→ What you are asked to do
Take the line containing "Parse this screenshot: output" and every line after it to the end of the material below; reproduce them exactly, without pictures.

※ ※ ※

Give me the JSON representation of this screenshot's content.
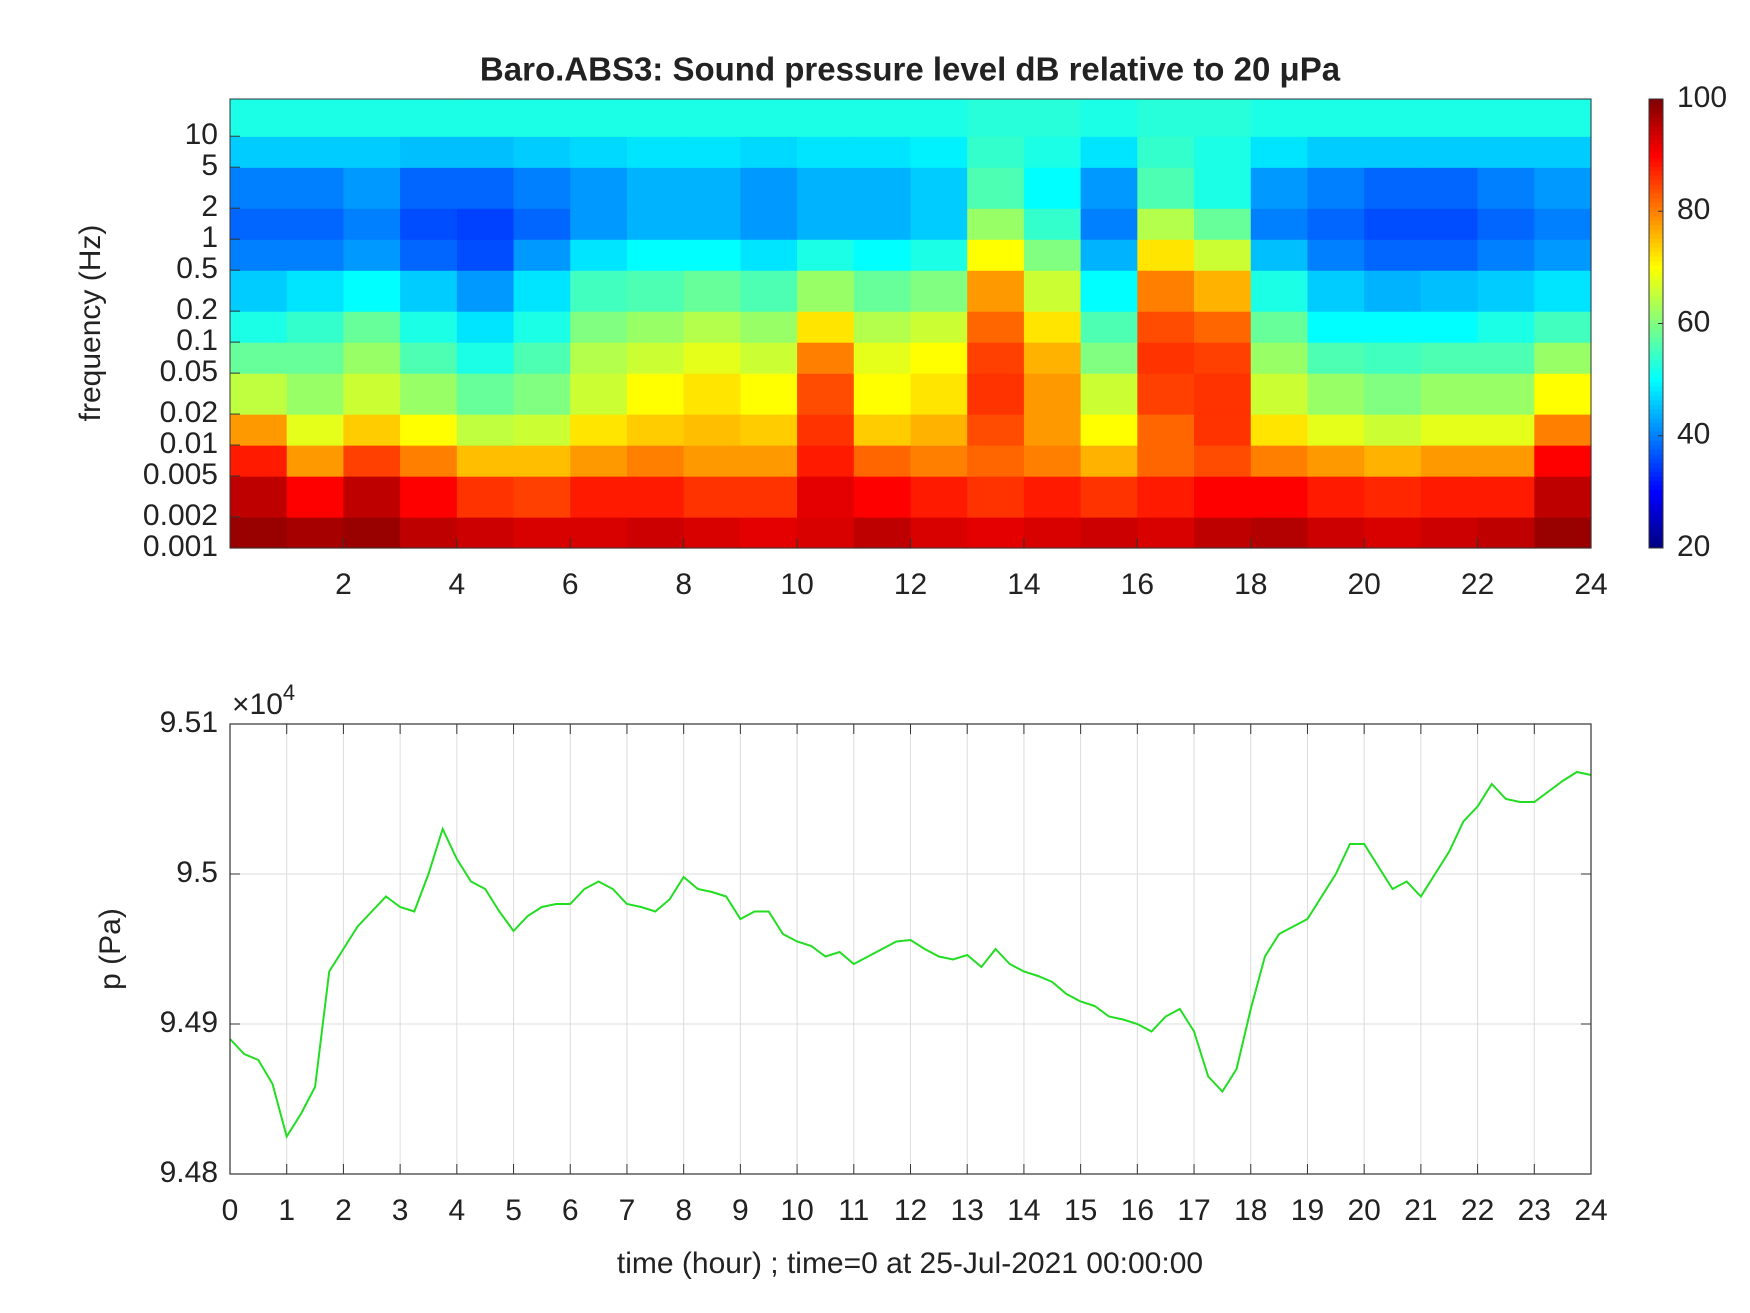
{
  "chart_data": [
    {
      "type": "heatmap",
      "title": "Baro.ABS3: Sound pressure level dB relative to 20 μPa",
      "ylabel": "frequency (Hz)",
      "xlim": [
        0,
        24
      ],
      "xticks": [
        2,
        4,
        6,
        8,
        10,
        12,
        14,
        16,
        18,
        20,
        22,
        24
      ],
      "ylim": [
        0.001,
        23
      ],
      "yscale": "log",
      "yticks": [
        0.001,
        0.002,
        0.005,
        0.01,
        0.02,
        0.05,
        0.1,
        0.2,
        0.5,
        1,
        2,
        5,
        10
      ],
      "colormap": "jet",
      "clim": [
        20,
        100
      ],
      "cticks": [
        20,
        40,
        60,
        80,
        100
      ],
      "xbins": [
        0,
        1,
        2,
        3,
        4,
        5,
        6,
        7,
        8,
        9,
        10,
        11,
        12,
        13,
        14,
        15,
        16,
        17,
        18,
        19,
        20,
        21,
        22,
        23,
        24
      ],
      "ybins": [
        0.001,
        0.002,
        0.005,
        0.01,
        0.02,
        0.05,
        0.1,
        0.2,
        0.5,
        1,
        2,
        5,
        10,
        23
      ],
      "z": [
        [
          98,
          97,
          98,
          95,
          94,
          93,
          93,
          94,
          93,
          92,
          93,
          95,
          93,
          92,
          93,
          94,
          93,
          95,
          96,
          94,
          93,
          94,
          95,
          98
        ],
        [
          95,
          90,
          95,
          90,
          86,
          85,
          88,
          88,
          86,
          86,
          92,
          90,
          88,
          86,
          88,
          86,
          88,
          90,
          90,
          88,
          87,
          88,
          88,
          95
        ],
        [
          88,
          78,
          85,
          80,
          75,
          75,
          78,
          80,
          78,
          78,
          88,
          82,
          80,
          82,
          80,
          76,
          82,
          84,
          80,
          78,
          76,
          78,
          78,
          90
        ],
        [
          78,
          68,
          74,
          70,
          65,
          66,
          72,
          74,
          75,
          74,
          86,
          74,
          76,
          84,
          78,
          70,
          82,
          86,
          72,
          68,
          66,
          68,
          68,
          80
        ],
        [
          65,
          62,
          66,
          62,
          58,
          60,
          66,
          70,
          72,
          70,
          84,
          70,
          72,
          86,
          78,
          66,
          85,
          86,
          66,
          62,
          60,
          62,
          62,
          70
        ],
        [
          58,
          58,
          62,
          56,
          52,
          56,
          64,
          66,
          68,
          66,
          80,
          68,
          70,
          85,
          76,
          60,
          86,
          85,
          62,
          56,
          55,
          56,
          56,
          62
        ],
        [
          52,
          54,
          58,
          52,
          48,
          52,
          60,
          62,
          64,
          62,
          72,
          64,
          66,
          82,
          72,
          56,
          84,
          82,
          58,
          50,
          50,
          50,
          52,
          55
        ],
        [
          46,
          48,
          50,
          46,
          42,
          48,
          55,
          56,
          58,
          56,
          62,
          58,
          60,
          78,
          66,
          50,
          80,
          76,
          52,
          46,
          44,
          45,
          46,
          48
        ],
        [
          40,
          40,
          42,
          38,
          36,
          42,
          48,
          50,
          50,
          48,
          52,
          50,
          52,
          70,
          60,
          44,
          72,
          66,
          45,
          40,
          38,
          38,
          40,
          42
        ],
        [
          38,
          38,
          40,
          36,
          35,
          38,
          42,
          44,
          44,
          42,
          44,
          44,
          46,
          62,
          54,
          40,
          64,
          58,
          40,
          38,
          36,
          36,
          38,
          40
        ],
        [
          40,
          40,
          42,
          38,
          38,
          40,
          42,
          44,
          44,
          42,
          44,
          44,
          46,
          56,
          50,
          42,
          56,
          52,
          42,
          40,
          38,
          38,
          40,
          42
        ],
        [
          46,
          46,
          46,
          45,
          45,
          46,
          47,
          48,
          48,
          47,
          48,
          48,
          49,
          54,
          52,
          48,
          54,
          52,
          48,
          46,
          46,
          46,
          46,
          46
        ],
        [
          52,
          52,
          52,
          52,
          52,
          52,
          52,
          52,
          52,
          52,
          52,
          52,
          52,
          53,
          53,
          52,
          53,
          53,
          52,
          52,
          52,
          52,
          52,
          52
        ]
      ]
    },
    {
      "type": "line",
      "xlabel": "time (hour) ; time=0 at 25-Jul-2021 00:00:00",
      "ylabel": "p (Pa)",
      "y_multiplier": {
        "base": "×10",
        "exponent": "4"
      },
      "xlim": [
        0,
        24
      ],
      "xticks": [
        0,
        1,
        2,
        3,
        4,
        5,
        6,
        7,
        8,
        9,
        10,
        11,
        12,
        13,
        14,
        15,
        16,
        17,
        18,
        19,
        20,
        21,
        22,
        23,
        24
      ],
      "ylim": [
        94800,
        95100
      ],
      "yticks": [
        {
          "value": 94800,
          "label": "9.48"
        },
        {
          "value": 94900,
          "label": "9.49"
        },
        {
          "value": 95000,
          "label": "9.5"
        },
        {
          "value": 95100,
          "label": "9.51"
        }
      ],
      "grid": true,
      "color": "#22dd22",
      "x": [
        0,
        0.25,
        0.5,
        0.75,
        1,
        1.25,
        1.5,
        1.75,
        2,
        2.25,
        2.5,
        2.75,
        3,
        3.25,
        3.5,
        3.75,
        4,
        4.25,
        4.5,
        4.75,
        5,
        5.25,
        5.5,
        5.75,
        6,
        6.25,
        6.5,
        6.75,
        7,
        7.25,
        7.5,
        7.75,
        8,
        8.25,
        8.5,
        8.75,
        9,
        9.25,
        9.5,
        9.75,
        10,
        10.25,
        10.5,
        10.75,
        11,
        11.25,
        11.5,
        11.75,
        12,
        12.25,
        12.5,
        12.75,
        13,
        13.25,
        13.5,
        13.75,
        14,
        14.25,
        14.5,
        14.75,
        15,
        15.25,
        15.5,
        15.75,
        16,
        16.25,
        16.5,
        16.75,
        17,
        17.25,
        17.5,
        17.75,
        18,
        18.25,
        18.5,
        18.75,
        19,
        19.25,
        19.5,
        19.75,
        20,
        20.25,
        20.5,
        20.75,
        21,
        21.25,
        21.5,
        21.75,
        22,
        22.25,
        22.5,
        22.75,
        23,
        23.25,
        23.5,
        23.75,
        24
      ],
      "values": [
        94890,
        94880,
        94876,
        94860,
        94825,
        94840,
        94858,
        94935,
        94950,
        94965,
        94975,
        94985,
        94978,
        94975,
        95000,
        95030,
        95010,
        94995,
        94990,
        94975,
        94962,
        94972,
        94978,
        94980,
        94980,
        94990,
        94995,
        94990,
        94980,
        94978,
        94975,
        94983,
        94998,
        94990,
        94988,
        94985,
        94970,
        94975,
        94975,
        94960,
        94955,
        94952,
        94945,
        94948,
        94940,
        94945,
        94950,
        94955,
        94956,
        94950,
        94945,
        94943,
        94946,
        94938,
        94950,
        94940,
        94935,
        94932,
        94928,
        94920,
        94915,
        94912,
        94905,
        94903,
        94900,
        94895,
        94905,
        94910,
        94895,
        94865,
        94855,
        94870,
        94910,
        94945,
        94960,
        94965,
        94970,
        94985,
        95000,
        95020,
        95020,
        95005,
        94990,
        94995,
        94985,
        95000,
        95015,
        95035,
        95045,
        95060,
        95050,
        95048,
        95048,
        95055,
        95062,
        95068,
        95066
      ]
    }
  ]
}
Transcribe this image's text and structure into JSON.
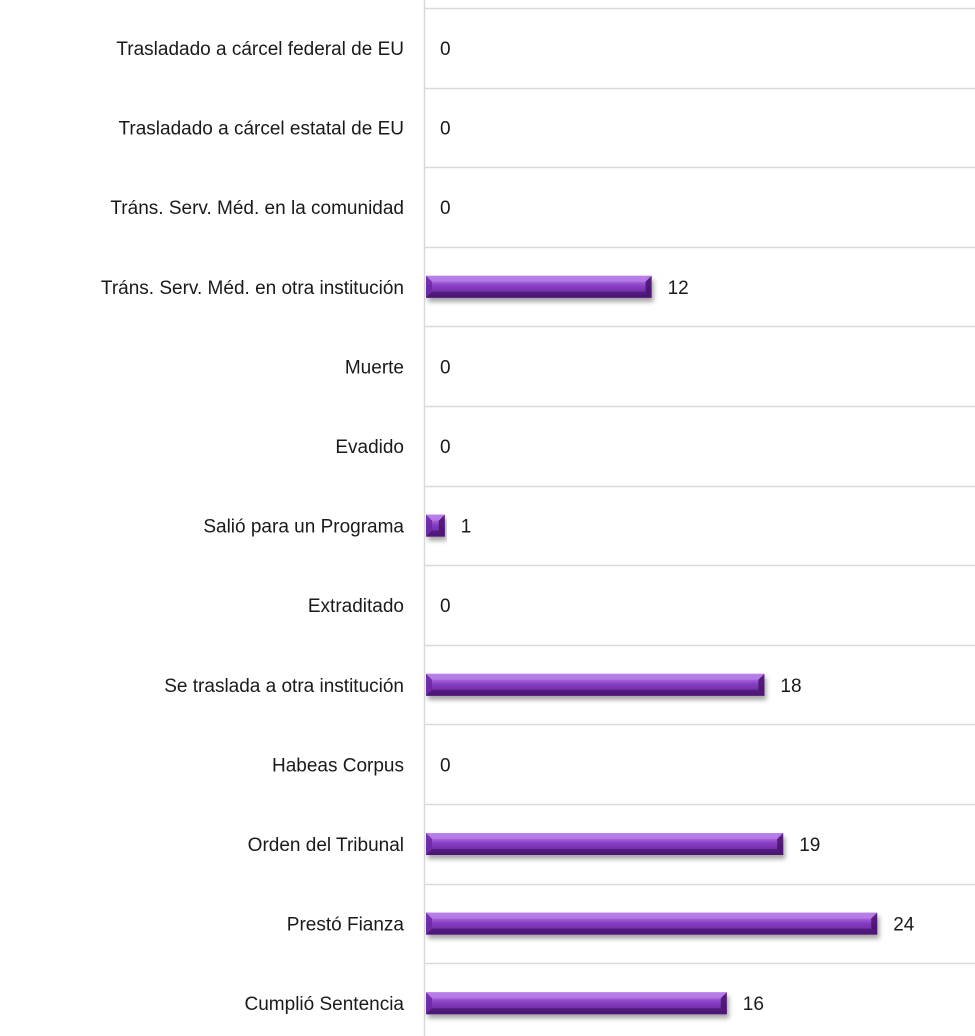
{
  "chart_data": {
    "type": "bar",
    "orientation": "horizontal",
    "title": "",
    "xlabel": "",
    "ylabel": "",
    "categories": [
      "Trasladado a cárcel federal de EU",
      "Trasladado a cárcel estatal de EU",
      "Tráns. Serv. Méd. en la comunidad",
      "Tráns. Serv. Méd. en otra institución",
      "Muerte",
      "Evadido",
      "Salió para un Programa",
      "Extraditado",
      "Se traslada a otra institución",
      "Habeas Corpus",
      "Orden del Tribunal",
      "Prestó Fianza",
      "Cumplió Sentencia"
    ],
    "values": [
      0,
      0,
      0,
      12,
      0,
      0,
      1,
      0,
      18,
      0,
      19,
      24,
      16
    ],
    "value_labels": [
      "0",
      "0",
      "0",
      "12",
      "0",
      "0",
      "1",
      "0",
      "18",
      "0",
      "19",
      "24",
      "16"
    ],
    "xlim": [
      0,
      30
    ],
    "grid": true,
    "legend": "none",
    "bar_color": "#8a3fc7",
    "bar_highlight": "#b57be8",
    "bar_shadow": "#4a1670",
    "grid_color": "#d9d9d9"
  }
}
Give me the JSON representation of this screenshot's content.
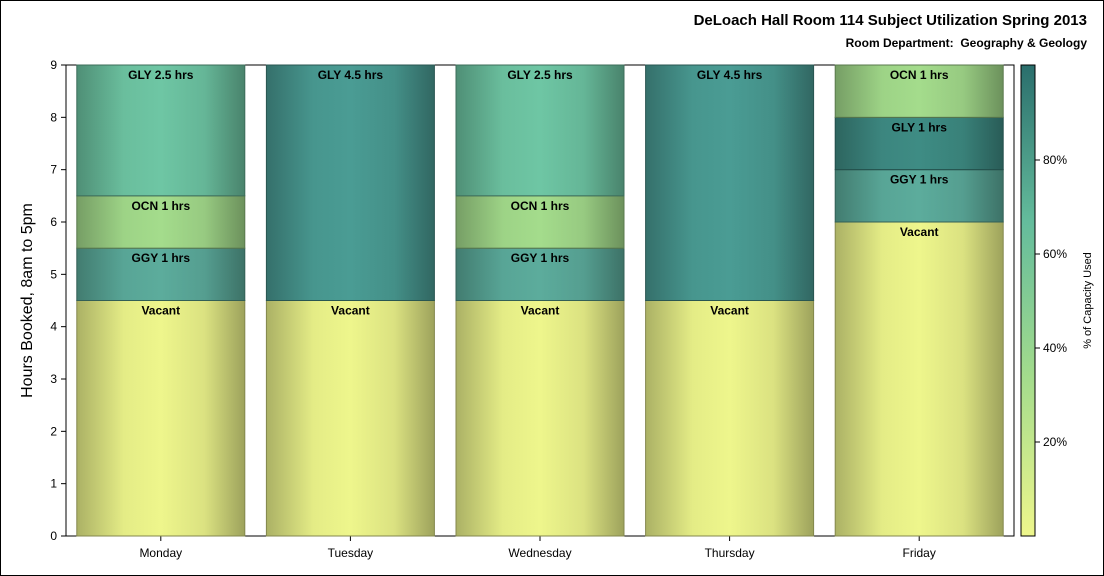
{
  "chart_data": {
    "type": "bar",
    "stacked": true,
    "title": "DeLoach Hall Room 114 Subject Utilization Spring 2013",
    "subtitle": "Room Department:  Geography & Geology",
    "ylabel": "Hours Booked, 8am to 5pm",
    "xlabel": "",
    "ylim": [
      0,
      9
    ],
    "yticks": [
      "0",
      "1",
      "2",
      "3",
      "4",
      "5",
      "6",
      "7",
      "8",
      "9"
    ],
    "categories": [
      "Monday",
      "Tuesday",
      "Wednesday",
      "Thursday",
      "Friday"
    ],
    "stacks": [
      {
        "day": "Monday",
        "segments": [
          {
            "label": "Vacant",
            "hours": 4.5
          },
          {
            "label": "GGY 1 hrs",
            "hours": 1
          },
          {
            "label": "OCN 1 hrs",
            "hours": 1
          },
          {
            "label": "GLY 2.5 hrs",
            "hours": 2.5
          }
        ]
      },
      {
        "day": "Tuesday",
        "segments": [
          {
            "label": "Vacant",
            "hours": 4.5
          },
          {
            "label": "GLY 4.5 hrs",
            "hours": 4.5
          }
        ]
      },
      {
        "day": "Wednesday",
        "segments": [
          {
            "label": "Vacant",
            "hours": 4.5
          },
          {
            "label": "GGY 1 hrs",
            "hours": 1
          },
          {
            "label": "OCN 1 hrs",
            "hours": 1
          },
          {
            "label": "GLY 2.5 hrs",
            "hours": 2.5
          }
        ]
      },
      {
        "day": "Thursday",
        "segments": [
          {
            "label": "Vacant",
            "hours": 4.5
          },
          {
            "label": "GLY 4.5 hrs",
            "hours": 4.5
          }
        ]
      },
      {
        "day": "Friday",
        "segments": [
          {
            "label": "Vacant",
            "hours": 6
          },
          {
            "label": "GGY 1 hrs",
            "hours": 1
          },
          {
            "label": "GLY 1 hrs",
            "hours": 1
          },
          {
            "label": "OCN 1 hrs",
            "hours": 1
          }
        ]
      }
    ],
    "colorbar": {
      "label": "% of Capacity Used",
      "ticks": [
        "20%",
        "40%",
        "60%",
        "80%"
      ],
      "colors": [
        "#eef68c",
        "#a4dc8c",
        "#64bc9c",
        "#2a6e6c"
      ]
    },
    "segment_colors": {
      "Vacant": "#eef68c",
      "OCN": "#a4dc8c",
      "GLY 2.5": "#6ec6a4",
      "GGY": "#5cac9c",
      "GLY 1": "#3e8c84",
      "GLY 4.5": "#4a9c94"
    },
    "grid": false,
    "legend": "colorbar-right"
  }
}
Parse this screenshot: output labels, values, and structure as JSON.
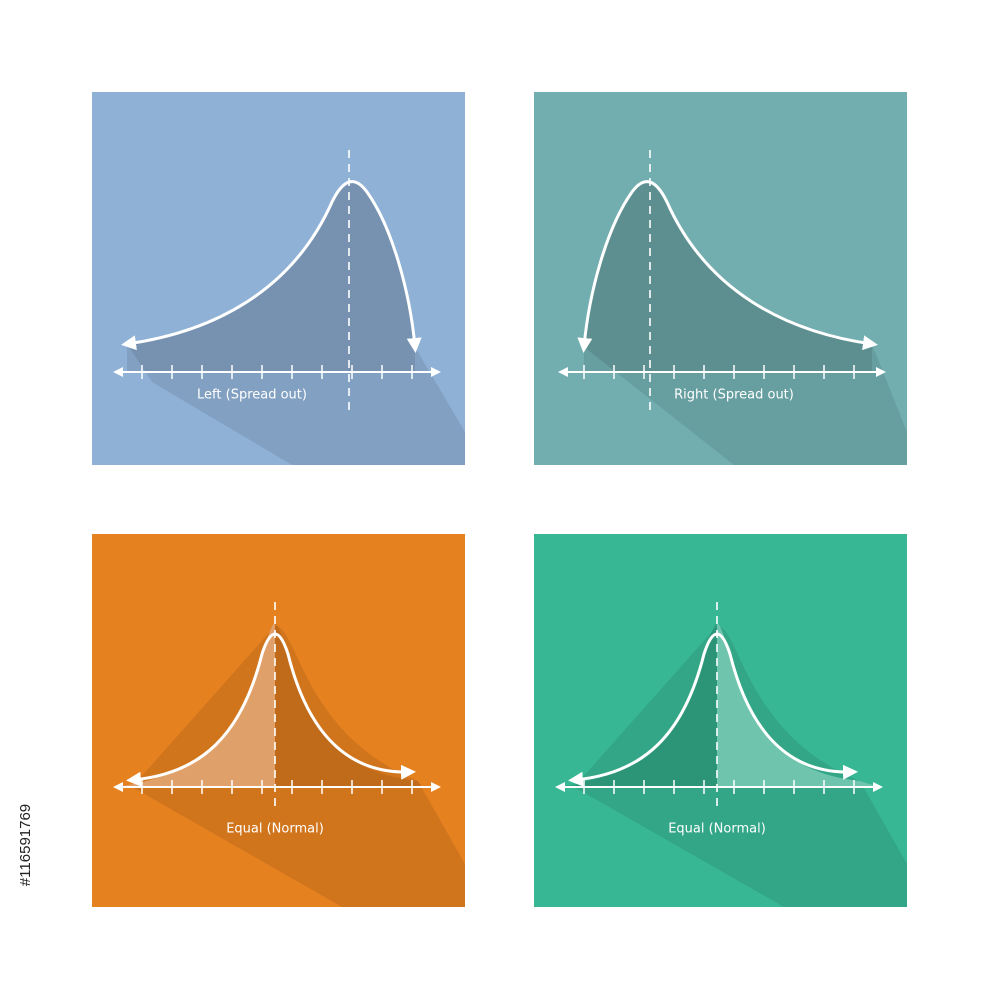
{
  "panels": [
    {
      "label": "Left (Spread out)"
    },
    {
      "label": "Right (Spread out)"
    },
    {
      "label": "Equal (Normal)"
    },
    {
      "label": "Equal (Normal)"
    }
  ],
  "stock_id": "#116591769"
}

※ ※ ※

→ Reply
Parse this screenshot: output labels, values, and structure as JSON.
{
  "panels": [
    {
      "label": "Left (Spread out)"
    },
    {
      "label": "Right (Spread out)"
    },
    {
      "label": "Equal (Normal)"
    },
    {
      "label": "Equal (Normal)"
    }
  ],
  "stock_id": "#116591769"
}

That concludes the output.